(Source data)
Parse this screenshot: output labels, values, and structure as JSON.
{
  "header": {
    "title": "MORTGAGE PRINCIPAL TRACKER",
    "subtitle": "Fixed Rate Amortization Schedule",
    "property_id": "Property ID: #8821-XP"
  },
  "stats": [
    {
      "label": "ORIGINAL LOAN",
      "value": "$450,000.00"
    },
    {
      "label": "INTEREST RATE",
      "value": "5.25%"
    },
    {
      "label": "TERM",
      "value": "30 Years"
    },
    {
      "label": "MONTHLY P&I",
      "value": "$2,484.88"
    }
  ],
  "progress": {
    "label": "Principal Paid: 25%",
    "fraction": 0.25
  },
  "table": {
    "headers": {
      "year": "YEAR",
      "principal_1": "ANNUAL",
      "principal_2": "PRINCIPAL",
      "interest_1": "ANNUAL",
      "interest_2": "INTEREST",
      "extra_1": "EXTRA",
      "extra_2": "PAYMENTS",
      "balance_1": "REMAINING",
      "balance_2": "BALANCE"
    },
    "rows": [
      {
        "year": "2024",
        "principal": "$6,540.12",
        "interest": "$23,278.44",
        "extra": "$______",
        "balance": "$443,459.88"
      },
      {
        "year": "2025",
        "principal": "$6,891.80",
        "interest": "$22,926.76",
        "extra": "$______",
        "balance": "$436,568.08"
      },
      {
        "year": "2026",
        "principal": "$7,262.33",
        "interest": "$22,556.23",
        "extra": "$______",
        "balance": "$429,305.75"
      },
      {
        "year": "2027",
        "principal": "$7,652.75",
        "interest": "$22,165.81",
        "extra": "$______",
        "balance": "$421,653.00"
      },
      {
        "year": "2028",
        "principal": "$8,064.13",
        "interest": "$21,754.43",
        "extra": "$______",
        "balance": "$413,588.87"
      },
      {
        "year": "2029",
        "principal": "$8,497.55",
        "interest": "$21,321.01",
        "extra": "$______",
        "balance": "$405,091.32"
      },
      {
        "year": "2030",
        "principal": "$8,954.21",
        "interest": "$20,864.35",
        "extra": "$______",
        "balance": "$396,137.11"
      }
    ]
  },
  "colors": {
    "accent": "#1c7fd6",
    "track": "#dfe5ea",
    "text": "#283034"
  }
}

_REQUIRED WORK:_
All of the data must be returned exactly.

_SOLUTION TO THIS TASK:_
Parse this screenshot: output labels, values, and structure as JSON.
{
  "header": {
    "title": "MORTGAGE PRINCIPAL TRACKER",
    "subtitle": "Fixed Rate Amortization Schedule",
    "property_id": "Property ID: #8821-XP"
  },
  "stats": [
    {
      "label": "ORIGINAL LOAN",
      "value": "$450,000.00"
    },
    {
      "label": "INTEREST RATE",
      "value": "5.25%"
    },
    {
      "label": "TERM",
      "value": "30 Years"
    },
    {
      "label": "MONTHLY P&I",
      "value": "$2,484.88"
    }
  ],
  "progress": {
    "label": "Principal Paid: 25%",
    "fraction": 0.25
  },
  "table": {
    "headers": {
      "year": "YEAR",
      "principal_1": "ANNUAL",
      "principal_2": "PRINCIPAL",
      "interest_1": "ANNUAL",
      "interest_2": "INTEREST",
      "extra_1": "EXTRA",
      "extra_2": "PAYMENTS",
      "balance_1": "REMAINING",
      "balance_2": "BALANCE"
    },
    "rows": [
      {
        "year": "2024",
        "principal": "$6,540.12",
        "interest": "$23,278.44",
        "extra": "$______",
        "balance": "$443,459.88"
      },
      {
        "year": "2025",
        "principal": "$6,891.80",
        "interest": "$22,926.76",
        "extra": "$______",
        "balance": "$436,568.08"
      },
      {
        "year": "2026",
        "principal": "$7,262.33",
        "interest": "$22,556.23",
        "extra": "$______",
        "balance": "$429,305.75"
      },
      {
        "year": "2027",
        "principal": "$7,652.75",
        "interest": "$22,165.81",
        "extra": "$______",
        "balance": "$421,653.00"
      },
      {
        "year": "2028",
        "principal": "$8,064.13",
        "interest": "$21,754.43",
        "extra": "$______",
        "balance": "$413,588.87"
      },
      {
        "year": "2029",
        "principal": "$8,497.55",
        "interest": "$21,321.01",
        "extra": "$______",
        "balance": "$405,091.32"
      },
      {
        "year": "2030",
        "principal": "$8,954.21",
        "interest": "$20,864.35",
        "extra": "$______",
        "balance": "$396,137.11"
      }
    ]
  },
  "colors": {
    "accent": "#1c7fd6",
    "track": "#dfe5ea",
    "text": "#283034"
  }
}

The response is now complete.